* _EXCERPT TO READ_
——————————
Bio-inspired engineered ferritin-albumin nanocomplexes for targeted ferroptosis therapy.

Abstract

Nanotechnology-enabled ferroptosis therapy is an emerging paradigm for tumor treatment, but amplifying ferroptotic damage in tumor cells in a safe and selective manner is still challenging, which severely hinders its clinical translation. In this study, we constructed a bio-inspired protein nanocomplex based on natural-occurring bovine serum albumin (BSA) and ferritin for efficient tumor elimination via cooperatively enhanced ferroptosis therapy. The long-circulating BSA molecules provided multiple anchoring points for the efficient loading of the GPX4-inhibiting ferroptosis inducer (1S, 3R) RAS-selective lethal 3 (RSL3), which was further complexed with ferritin via acidity-responsive glutaraldehyde linkers. The ferritin moieties may not only bind to transferrin receptor 1 overexpressed on tumor cell membrane for targeted endocytic uptake but also be degraded in lysosomes to induce iron overload, which could substantially promote the lipid peroxidation in tumor cells and cooperate with the glutathione peroxidase 4 (GPX4)-inhibiting capability of RSL3 to induce pronounced ferroptosis. The in vitro and in vivo results collectively demonstrated that the albumin-ferritin-based nanocomplex could present superior antitumor effects with no obvious adverse effects, which may open new avenues for the clinical translation of ferroptosis-dependent therapeutic modalities.
——————————
* _DATASET_
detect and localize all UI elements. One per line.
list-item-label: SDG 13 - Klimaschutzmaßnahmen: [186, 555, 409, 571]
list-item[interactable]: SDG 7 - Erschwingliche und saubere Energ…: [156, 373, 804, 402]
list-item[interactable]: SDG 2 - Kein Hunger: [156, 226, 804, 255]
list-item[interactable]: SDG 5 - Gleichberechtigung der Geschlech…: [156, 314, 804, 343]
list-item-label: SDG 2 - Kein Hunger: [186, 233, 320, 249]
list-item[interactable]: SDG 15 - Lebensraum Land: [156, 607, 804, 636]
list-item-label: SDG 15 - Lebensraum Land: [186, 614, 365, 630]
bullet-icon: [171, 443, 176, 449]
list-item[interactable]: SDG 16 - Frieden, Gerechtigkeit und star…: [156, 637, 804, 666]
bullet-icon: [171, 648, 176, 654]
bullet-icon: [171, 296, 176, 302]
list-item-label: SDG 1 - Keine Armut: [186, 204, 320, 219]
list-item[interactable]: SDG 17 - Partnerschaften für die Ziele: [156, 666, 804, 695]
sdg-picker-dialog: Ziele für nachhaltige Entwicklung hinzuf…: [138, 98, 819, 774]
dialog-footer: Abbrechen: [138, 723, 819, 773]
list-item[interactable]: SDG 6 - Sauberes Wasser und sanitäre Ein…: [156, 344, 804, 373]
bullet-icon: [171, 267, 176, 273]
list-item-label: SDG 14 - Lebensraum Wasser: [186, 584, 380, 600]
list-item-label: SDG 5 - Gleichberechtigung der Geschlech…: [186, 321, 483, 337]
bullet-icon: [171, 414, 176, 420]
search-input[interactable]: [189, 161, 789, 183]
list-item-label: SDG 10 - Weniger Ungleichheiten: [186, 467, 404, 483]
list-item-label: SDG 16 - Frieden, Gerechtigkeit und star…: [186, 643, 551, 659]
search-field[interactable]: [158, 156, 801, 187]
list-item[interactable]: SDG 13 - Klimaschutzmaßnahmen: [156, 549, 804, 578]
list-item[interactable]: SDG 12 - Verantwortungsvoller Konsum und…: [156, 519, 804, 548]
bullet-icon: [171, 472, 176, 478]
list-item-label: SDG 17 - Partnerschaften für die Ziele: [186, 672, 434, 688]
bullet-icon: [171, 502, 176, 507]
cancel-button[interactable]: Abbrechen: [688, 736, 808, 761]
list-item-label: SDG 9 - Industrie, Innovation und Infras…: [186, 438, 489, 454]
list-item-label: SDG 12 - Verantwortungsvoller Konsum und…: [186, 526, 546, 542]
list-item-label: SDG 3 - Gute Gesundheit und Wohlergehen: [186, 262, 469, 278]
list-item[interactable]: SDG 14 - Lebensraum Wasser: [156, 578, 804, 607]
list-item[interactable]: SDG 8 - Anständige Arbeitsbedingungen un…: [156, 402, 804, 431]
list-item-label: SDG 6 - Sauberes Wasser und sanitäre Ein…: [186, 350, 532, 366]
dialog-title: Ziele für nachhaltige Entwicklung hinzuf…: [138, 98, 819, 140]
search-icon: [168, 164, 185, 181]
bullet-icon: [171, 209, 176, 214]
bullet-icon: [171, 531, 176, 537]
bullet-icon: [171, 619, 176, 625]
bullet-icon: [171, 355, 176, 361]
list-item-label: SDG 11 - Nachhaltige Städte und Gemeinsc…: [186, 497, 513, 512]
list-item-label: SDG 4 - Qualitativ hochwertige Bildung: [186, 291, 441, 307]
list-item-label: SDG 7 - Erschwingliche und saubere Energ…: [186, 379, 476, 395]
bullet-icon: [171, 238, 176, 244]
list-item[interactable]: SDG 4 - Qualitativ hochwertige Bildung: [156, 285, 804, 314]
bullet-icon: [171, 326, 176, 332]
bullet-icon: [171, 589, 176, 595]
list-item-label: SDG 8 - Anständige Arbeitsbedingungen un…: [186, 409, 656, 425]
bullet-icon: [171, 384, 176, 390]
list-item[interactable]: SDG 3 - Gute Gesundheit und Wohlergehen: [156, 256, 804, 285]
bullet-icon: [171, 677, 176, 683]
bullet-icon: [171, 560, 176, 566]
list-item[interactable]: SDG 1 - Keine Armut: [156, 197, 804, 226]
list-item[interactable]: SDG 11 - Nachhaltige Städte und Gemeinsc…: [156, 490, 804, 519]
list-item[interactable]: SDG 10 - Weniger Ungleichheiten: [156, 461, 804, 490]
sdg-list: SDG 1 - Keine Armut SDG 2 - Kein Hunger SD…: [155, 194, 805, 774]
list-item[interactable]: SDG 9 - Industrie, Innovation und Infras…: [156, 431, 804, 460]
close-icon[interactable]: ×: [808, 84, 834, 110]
——————————
* _EXERCISE DETAILS_
Answer these about the abstract on ferritin-albumin nanocomplexes:
(a) Which two naturally occurring proteins is the nanocomplex built from?
(b) What joins the RSL3-loaded albumin to ferritin?
(c) Which receptor on tumor cell membranes can the ferritin moieties bind?

* _ANSWER FOR THIS EXERCISE_
(a) Bovine serum albumin (BSA) and ferritin.
(b) Acidity-responsive glutaraldehyde linkers.
(c) Transferrin receptor 1.